┏━━
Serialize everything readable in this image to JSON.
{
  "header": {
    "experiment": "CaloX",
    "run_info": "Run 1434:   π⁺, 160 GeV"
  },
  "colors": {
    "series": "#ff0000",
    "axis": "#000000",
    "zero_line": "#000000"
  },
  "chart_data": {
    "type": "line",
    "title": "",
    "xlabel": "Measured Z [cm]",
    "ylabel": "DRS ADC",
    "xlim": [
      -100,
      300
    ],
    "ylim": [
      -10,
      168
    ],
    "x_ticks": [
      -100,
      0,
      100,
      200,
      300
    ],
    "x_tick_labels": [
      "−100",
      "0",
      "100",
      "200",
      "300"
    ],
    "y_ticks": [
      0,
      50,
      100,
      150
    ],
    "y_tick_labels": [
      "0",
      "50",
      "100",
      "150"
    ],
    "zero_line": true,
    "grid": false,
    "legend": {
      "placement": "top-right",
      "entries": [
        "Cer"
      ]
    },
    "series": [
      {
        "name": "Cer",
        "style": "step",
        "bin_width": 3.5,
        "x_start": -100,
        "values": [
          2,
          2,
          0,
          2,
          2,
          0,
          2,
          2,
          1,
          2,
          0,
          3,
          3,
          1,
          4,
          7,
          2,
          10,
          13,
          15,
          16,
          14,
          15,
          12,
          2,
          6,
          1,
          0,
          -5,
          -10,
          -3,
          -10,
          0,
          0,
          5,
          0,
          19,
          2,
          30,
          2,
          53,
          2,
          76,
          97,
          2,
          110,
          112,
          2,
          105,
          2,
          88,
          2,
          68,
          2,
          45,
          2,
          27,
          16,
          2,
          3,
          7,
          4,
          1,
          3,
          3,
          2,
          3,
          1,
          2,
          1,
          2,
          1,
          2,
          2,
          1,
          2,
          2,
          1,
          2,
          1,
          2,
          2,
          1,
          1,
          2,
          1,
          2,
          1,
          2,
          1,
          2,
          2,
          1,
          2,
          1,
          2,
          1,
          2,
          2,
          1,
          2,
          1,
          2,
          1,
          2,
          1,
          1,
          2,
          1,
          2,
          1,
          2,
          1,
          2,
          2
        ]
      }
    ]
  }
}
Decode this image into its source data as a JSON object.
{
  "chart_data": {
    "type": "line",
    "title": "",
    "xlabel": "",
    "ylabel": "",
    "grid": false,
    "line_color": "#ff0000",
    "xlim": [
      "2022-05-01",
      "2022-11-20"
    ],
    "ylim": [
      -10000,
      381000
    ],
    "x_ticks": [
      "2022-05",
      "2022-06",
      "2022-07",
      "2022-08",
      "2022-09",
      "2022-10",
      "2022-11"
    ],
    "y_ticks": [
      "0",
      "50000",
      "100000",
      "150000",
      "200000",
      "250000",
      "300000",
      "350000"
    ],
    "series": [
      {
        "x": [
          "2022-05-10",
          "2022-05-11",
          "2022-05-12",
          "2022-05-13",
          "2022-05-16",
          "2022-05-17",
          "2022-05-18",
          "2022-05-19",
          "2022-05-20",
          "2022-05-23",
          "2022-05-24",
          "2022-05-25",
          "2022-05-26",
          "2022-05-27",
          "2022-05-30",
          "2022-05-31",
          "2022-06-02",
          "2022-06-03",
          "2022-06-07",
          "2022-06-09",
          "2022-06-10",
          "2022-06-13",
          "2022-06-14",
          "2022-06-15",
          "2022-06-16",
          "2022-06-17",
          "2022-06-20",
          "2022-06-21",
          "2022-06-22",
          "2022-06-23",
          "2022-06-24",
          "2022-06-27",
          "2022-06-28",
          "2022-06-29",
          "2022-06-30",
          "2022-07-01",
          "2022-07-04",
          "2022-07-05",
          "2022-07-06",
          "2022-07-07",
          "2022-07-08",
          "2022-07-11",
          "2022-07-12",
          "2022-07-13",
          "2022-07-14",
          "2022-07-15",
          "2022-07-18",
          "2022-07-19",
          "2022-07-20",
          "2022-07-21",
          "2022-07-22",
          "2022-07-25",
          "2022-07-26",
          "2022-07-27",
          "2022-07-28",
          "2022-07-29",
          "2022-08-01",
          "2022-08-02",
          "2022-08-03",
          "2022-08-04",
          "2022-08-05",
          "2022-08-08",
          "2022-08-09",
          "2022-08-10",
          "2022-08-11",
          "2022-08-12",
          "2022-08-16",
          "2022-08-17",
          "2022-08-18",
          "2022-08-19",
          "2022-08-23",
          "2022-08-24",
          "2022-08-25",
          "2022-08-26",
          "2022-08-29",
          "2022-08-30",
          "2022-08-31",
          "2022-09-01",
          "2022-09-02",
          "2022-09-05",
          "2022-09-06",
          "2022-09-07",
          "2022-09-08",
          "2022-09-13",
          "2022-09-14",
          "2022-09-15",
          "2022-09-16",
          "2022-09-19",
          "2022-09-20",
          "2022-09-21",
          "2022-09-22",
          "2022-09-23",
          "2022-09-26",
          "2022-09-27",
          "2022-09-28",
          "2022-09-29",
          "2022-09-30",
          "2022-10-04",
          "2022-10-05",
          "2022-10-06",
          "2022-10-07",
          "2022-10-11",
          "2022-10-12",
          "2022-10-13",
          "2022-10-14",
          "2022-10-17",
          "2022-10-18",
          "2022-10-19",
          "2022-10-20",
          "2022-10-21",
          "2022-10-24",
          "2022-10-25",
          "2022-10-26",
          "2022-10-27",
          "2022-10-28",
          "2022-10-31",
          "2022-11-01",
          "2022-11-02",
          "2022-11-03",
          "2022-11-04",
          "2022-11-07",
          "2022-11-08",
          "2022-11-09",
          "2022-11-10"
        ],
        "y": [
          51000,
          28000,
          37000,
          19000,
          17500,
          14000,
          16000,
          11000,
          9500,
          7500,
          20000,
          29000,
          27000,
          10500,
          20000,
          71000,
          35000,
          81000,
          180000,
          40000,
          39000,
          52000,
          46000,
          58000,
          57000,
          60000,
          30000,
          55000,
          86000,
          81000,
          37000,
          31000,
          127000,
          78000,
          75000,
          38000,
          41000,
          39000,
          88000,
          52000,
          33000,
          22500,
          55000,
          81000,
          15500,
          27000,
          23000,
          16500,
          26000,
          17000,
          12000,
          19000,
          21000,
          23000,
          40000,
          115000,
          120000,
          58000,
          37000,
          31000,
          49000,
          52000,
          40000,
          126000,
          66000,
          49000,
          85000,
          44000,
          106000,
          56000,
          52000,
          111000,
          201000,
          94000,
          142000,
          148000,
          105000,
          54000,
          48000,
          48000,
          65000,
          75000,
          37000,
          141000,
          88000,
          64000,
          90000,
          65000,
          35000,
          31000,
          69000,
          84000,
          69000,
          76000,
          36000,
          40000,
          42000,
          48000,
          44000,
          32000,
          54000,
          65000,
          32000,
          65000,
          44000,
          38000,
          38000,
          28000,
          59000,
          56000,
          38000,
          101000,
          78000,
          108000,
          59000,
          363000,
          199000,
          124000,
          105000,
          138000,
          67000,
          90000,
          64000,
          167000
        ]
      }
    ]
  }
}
┗━━
Task brief:
Write out all the entries exactly.

Answer to this task:
Serialize everything readable in this image to JSON.
{
  "header": {
    "experiment": "CaloX",
    "run_info": "Run 1434:   π⁺, 160 GeV"
  },
  "colors": {
    "series": "#ff0000",
    "axis": "#000000",
    "zero_line": "#000000"
  },
  "chart_data": {
    "type": "line",
    "title": "",
    "xlabel": "Measured Z [cm]",
    "ylabel": "DRS ADC",
    "xlim": [
      -100,
      300
    ],
    "ylim": [
      -10,
      168
    ],
    "x_ticks": [
      -100,
      0,
      100,
      200,
      300
    ],
    "x_tick_labels": [
      "−100",
      "0",
      "100",
      "200",
      "300"
    ],
    "y_ticks": [
      0,
      50,
      100,
      150
    ],
    "y_tick_labels": [
      "0",
      "50",
      "100",
      "150"
    ],
    "zero_line": true,
    "grid": false,
    "legend": {
      "placement": "top-right",
      "entries": [
        "Cer"
      ]
    },
    "series": [
      {
        "name": "Cer",
        "style": "step",
        "bin_width": 3.5,
        "x_start": -100,
        "values": [
          2,
          2,
          0,
          2,
          2,
          0,
          2,
          2,
          1,
          2,
          0,
          3,
          3,
          1,
          4,
          7,
          2,
          10,
          13,
          15,
          16,
          14,
          15,
          12,
          2,
          6,
          1,
          0,
          -5,
          -10,
          -3,
          -10,
          0,
          0,
          5,
          0,
          19,
          2,
          30,
          2,
          53,
          2,
          76,
          97,
          2,
          110,
          112,
          2,
          105,
          2,
          88,
          2,
          68,
          2,
          45,
          2,
          27,
          16,
          2,
          3,
          7,
          4,
          1,
          3,
          3,
          2,
          3,
          1,
          2,
          1,
          2,
          1,
          2,
          2,
          1,
          2,
          2,
          1,
          2,
          1,
          2,
          2,
          1,
          1,
          2,
          1,
          2,
          1,
          2,
          1,
          2,
          2,
          1,
          2,
          1,
          2,
          1,
          2,
          2,
          1,
          2,
          1,
          2,
          1,
          2,
          1,
          1,
          2,
          1,
          2,
          1,
          2,
          1,
          2,
          2
        ]
      }
    ]
  }
}
Decode this image into its source data as a JSON object.
{
  "chart_data": {
    "type": "line",
    "title": "",
    "xlabel": "",
    "ylabel": "",
    "grid": false,
    "line_color": "#ff0000",
    "xlim": [
      "2022-05-01",
      "2022-11-20"
    ],
    "ylim": [
      -10000,
      381000
    ],
    "x_ticks": [
      "2022-05",
      "2022-06",
      "2022-07",
      "2022-08",
      "2022-09",
      "2022-10",
      "2022-11"
    ],
    "y_ticks": [
      "0",
      "50000",
      "100000",
      "150000",
      "200000",
      "250000",
      "300000",
      "350000"
    ],
    "series": [
      {
        "x": [
          "2022-05-10",
          "2022-05-11",
          "2022-05-12",
          "2022-05-13",
          "2022-05-16",
          "2022-05-17",
          "2022-05-18",
          "2022-05-19",
          "2022-05-20",
          "2022-05-23",
          "2022-05-24",
          "2022-05-25",
          "2022-05-26",
          "2022-05-27",
          "2022-05-30",
          "2022-05-31",
          "2022-06-02",
          "2022-06-03",
          "2022-06-07",
          "2022-06-09",
          "2022-06-10",
          "2022-06-13",
          "2022-06-14",
          "2022-06-15",
          "2022-06-16",
          "2022-06-17",
          "2022-06-20",
          "2022-06-21",
          "2022-06-22",
          "2022-06-23",
          "2022-06-24",
          "2022-06-27",
          "2022-06-28",
          "2022-06-29",
          "2022-06-30",
          "2022-07-01",
          "2022-07-04",
          "2022-07-05",
          "2022-07-06",
          "2022-07-07",
          "2022-07-08",
          "2022-07-11",
          "2022-07-12",
          "2022-07-13",
          "2022-07-14",
          "2022-07-15",
          "2022-07-18",
          "2022-07-19",
          "2022-07-20",
          "2022-07-21",
          "2022-07-22",
          "2022-07-25",
          "2022-07-26",
          "2022-07-27",
          "2022-07-28",
          "2022-07-29",
          "2022-08-01",
          "2022-08-02",
          "2022-08-03",
          "2022-08-04",
          "2022-08-05",
          "2022-08-08",
          "2022-08-09",
          "2022-08-10",
          "2022-08-11",
          "2022-08-12",
          "2022-08-16",
          "2022-08-17",
          "2022-08-18",
          "2022-08-19",
          "2022-08-23",
          "2022-08-24",
          "2022-08-25",
          "2022-08-26",
          "2022-08-29",
          "2022-08-30",
          "2022-08-31",
          "2022-09-01",
          "2022-09-02",
          "2022-09-05",
          "2022-09-06",
          "2022-09-07",
          "2022-09-08",
          "2022-09-13",
          "2022-09-14",
          "2022-09-15",
          "2022-09-16",
          "2022-09-19",
          "2022-09-20",
          "2022-09-21",
          "2022-09-22",
          "2022-09-23",
          "2022-09-26",
          "2022-09-27",
          "2022-09-28",
          "2022-09-29",
          "2022-09-30",
          "2022-10-04",
          "2022-10-05",
          "2022-10-06",
          "2022-10-07",
          "2022-10-11",
          "2022-10-12",
          "2022-10-13",
          "2022-10-14",
          "2022-10-17",
          "2022-10-18",
          "2022-10-19",
          "2022-10-20",
          "2022-10-21",
          "2022-10-24",
          "2022-10-25",
          "2022-10-26",
          "2022-10-27",
          "2022-10-28",
          "2022-10-31",
          "2022-11-01",
          "2022-11-02",
          "2022-11-03",
          "2022-11-04",
          "2022-11-07",
          "2022-11-08",
          "2022-11-09",
          "2022-11-10"
        ],
        "y": [
          51000,
          28000,
          37000,
          19000,
          17500,
          14000,
          16000,
          11000,
          9500,
          7500,
          20000,
          29000,
          27000,
          10500,
          20000,
          71000,
          35000,
          81000,
          180000,
          40000,
          39000,
          52000,
          46000,
          58000,
          57000,
          60000,
          30000,
          55000,
          86000,
          81000,
          37000,
          31000,
          127000,
          78000,
          75000,
          38000,
          41000,
          39000,
          88000,
          52000,
          33000,
          22500,
          55000,
          81000,
          15500,
          27000,
          23000,
          16500,
          26000,
          17000,
          12000,
          19000,
          21000,
          23000,
          40000,
          115000,
          120000,
          58000,
          37000,
          31000,
          49000,
          52000,
          40000,
          126000,
          66000,
          49000,
          85000,
          44000,
          106000,
          56000,
          52000,
          111000,
          201000,
          94000,
          142000,
          148000,
          105000,
          54000,
          48000,
          48000,
          65000,
          75000,
          37000,
          141000,
          88000,
          64000,
          90000,
          65000,
          35000,
          31000,
          69000,
          84000,
          69000,
          76000,
          36000,
          40000,
          42000,
          48000,
          44000,
          32000,
          54000,
          65000,
          32000,
          65000,
          44000,
          38000,
          38000,
          28000,
          59000,
          56000,
          38000,
          101000,
          78000,
          108000,
          59000,
          363000,
          199000,
          124000,
          105000,
          138000,
          67000,
          90000,
          64000,
          167000
        ]
      }
    ]
  }
}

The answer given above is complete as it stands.